Aim of the task: Work out how many lines of the listing hold the string "JSON", then answer with that number and nothing else.

Data supplied:
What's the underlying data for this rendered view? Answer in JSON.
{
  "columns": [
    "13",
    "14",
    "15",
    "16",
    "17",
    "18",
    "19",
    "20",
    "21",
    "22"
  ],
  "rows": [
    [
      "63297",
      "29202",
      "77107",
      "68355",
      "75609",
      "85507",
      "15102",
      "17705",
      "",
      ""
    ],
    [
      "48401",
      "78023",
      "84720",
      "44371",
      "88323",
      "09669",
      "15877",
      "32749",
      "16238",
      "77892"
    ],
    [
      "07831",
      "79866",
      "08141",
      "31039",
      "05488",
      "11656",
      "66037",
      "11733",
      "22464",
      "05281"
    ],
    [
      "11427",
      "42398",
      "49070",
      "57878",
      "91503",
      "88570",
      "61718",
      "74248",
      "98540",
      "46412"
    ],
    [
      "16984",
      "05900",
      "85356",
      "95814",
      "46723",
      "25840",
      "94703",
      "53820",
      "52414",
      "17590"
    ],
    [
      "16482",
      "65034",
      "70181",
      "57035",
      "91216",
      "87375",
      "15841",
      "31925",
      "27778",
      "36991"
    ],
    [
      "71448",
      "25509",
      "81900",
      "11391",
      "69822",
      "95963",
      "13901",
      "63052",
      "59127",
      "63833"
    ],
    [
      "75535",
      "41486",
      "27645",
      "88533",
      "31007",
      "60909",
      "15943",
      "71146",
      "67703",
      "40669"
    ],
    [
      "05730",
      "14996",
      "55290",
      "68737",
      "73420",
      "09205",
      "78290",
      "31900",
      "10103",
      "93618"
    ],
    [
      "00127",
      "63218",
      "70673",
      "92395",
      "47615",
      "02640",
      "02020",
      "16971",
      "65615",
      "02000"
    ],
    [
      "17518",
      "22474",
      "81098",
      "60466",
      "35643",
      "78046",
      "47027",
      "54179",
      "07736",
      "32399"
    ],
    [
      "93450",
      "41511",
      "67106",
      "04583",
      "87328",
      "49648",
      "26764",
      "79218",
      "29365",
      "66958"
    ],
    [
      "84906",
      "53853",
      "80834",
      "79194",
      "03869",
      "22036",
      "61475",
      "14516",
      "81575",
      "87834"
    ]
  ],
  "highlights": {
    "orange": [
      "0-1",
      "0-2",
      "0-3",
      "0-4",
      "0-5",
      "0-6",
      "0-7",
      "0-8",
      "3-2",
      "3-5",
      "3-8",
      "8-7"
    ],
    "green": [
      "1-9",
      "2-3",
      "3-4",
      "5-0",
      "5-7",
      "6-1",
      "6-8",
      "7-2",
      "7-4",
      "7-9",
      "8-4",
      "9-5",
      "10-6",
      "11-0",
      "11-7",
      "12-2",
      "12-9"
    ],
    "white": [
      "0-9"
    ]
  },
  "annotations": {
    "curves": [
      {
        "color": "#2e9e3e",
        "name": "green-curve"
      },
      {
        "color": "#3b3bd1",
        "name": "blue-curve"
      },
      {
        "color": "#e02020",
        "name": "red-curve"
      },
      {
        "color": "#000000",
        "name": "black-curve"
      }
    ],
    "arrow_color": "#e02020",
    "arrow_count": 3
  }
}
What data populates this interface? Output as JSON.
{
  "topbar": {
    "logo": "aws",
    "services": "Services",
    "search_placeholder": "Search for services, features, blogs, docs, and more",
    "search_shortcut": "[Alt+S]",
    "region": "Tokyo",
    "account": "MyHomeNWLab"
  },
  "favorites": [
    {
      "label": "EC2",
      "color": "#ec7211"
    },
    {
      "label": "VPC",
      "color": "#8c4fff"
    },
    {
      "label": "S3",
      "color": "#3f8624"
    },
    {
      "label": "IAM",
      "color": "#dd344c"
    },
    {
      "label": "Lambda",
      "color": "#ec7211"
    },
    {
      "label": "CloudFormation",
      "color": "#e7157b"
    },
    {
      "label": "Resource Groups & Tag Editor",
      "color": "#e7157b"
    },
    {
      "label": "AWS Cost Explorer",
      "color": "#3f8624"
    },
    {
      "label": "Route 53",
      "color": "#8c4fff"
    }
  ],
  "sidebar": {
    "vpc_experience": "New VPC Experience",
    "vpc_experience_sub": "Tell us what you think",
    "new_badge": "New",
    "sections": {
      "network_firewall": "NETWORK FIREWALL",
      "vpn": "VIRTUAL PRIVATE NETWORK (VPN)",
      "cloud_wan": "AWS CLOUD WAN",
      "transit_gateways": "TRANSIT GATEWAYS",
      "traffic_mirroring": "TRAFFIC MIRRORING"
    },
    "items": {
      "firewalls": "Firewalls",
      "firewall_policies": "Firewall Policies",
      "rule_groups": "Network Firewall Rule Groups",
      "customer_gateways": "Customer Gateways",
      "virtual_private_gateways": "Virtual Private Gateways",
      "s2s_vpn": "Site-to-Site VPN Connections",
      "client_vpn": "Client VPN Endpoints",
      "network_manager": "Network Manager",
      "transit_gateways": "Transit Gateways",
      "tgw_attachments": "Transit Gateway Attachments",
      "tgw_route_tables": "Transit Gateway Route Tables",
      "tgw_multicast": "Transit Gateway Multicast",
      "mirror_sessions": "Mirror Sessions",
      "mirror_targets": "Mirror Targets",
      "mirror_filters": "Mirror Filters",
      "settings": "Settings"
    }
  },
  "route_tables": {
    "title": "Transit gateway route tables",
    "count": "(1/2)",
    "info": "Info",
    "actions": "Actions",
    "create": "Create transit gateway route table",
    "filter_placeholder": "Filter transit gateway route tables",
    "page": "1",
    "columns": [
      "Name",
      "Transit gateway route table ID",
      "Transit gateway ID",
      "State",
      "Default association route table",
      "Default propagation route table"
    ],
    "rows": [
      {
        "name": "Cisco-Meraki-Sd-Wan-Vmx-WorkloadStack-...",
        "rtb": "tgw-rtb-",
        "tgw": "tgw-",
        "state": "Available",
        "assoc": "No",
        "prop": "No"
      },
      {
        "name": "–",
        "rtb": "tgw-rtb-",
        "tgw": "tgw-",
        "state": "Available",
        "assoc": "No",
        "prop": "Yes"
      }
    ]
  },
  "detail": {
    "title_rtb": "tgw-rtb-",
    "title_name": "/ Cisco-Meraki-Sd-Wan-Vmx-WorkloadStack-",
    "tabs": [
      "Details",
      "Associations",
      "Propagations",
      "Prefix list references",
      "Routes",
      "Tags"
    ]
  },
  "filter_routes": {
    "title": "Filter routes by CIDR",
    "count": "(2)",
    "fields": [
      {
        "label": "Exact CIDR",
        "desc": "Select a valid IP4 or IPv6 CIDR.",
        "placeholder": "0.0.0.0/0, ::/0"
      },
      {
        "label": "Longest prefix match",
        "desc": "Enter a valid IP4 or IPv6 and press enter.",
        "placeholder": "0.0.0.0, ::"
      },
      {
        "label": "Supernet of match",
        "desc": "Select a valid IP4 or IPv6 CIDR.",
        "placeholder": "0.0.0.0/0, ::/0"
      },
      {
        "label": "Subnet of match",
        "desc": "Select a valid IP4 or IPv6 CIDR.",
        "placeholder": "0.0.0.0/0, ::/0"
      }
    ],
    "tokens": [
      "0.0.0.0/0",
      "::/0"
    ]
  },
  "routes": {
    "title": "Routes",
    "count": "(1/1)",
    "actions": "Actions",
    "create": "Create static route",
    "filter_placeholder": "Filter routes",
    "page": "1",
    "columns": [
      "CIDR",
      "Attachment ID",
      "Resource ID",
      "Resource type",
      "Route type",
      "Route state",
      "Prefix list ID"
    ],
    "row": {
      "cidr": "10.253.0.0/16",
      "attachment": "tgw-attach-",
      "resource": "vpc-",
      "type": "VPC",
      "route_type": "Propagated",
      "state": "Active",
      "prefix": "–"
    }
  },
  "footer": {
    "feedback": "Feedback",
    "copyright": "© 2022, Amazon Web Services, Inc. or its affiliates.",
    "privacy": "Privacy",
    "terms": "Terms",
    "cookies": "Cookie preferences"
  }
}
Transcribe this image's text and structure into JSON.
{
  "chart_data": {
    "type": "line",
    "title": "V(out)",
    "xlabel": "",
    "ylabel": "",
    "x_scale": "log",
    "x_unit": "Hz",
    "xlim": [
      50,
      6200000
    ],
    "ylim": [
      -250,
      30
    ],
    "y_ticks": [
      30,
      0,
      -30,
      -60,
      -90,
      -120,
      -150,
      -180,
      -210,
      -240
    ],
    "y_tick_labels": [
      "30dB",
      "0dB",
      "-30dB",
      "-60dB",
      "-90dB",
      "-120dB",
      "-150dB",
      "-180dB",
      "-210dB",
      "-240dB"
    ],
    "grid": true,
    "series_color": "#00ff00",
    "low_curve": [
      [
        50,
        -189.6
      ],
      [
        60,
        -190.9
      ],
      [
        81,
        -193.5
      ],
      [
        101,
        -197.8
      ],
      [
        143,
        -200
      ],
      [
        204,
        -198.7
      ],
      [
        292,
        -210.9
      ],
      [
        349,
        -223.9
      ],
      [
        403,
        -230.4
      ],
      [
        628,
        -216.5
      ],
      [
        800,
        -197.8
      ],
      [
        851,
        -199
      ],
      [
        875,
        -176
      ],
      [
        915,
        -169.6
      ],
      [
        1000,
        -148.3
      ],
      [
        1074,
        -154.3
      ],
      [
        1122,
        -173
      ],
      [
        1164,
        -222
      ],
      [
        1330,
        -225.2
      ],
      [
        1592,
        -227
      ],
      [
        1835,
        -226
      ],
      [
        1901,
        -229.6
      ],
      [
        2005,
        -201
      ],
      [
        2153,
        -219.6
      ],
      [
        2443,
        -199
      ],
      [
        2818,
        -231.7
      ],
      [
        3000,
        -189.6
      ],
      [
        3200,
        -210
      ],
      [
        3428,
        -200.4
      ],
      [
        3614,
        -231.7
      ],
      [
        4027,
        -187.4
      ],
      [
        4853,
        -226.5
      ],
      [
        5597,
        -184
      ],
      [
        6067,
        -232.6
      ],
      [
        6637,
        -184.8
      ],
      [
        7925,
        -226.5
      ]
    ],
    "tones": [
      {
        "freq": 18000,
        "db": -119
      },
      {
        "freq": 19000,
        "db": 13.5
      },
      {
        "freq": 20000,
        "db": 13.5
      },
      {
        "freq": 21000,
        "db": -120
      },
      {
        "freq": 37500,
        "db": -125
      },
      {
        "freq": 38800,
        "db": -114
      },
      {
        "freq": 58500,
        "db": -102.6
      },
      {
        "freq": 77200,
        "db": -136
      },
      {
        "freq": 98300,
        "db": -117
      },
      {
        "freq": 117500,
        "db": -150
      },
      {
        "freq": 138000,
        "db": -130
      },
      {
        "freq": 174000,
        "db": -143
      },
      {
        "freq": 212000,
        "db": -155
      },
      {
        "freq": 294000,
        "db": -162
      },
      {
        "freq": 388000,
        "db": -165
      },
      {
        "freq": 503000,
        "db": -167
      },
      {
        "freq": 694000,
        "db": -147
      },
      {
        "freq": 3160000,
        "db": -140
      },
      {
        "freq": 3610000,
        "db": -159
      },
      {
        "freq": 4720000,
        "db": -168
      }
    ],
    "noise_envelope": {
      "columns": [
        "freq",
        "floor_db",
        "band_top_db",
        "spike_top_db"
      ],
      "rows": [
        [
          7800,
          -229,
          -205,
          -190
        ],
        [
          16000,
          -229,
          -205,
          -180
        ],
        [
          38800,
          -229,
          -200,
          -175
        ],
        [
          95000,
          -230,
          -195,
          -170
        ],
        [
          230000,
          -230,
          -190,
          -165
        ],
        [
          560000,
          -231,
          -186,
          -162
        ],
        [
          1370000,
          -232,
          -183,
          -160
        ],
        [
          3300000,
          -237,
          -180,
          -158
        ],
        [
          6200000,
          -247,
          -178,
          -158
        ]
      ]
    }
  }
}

Finished answer: 3